» **Directions for this task**
Reproduce all of the entries below exactly, without a single change.

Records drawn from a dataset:
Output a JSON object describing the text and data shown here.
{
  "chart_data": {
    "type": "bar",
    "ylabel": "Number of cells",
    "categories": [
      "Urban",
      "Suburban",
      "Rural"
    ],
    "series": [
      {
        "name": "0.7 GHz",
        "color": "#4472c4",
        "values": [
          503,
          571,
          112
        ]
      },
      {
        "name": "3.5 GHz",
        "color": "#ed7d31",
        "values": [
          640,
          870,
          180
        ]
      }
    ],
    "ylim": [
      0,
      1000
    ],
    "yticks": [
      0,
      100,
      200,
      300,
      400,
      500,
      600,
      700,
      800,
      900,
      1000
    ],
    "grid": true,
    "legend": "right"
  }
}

» **Result of this task**
Output a JSON object describing the text and data shown here.
{
  "chart_data": {
    "type": "bar",
    "ylabel": "Number of cells",
    "categories": [
      "Urban",
      "Suburban",
      "Rural"
    ],
    "series": [
      {
        "name": "0.7 GHz",
        "color": "#4472c4",
        "values": [
          503,
          571,
          112
        ]
      },
      {
        "name": "3.5 GHz",
        "color": "#ed7d31",
        "values": [
          640,
          870,
          180
        ]
      }
    ],
    "ylim": [
      0,
      1000
    ],
    "yticks": [
      0,
      100,
      200,
      300,
      400,
      500,
      600,
      700,
      800,
      900,
      1000
    ],
    "grid": true,
    "legend": "right"
  }
}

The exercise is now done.